What needs to be done: In the records below, find each line containing the word "arrow" and copy it.

Dataset excerpt:
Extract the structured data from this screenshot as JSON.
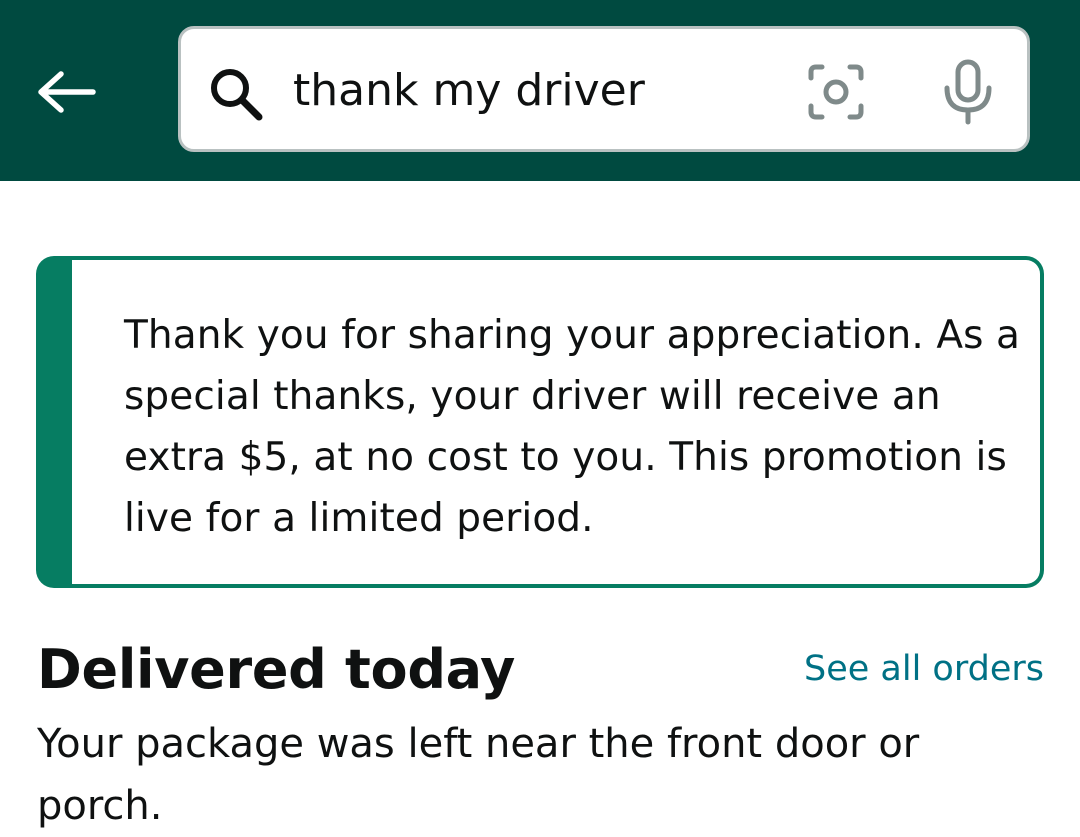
{
  "header": {
    "back_icon": "arrow-left-icon",
    "search": {
      "value": "thank my driver",
      "placeholder": "",
      "search_icon": "magnifier-icon",
      "camera_icon": "camera-lens-icon",
      "mic_icon": "microphone-icon"
    }
  },
  "alert": {
    "message": "Thank you for sharing your appreciation. As a special thanks, your driver will receive an extra $5, at no cost to you. This promotion is live for a limited period.",
    "accent_color": "#067d62"
  },
  "delivery": {
    "title": "Delivered today",
    "see_all_label": "See all orders",
    "status_text": "Your package was left near the front door or porch."
  },
  "colors": {
    "header_bg": "#004a40",
    "link": "#007185",
    "text": "#0f1111"
  }
}
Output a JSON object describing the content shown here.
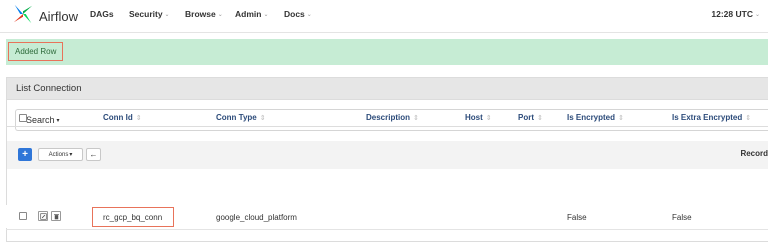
{
  "navbar": {
    "brand": "Airflow",
    "items": [
      {
        "label": "DAGs",
        "has_caret": false
      },
      {
        "label": "Security",
        "has_caret": true
      },
      {
        "label": "Browse",
        "has_caret": true
      },
      {
        "label": "Admin",
        "has_caret": true
      },
      {
        "label": "Docs",
        "has_caret": true
      }
    ],
    "time": "12:28 UTC"
  },
  "alert": {
    "message": "Added Row",
    "color": "#c6ecd4",
    "highlight_color": "#e8735a"
  },
  "panel": {
    "title": "List Connection",
    "search_label": "Search",
    "toolbar": {
      "add_label": "+",
      "actions_label": "Actions",
      "back_icon": "arrow-left-icon",
      "record_label": "Record"
    },
    "columns": [
      "Conn Id",
      "Conn Type",
      "Description",
      "Host",
      "Port",
      "Is Encrypted",
      "Is Extra Encrypted"
    ],
    "rows": [
      {
        "conn_id": "rc_gcp_bq_conn",
        "conn_type": "google_cloud_platform",
        "description": "",
        "host": "",
        "port": "",
        "is_encrypted": "False",
        "is_extra_encrypted": "False"
      }
    ]
  },
  "colors": {
    "primary_button": "#2f76d8",
    "header_text": "#2c4b7a"
  }
}
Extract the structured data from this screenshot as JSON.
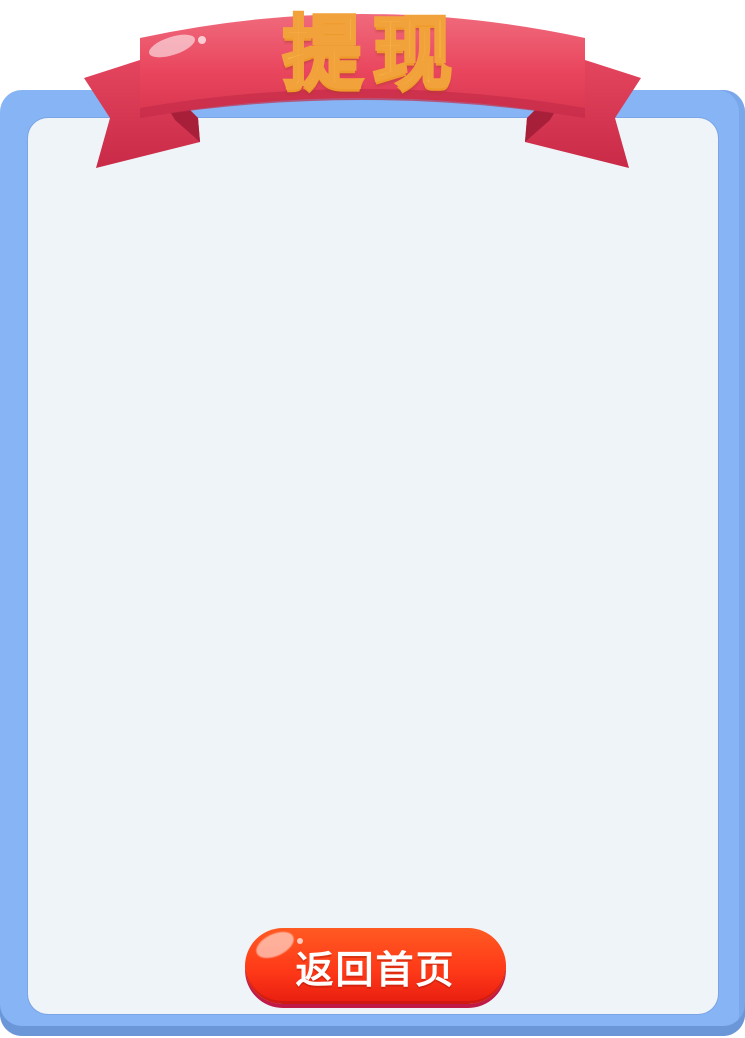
{
  "header": {
    "title": "提现"
  },
  "actions": {
    "home_label": "返回首页"
  },
  "colors": {
    "frame": "#86b4f4",
    "panel": "#eff4f8",
    "ribbon": "#e8455f",
    "title_fill": "#ffd76a",
    "button": "#ff3a18"
  }
}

Response to the task:
    "back_icon": "arrow-left-icon",
      "back_icon": "arrow-left-icon",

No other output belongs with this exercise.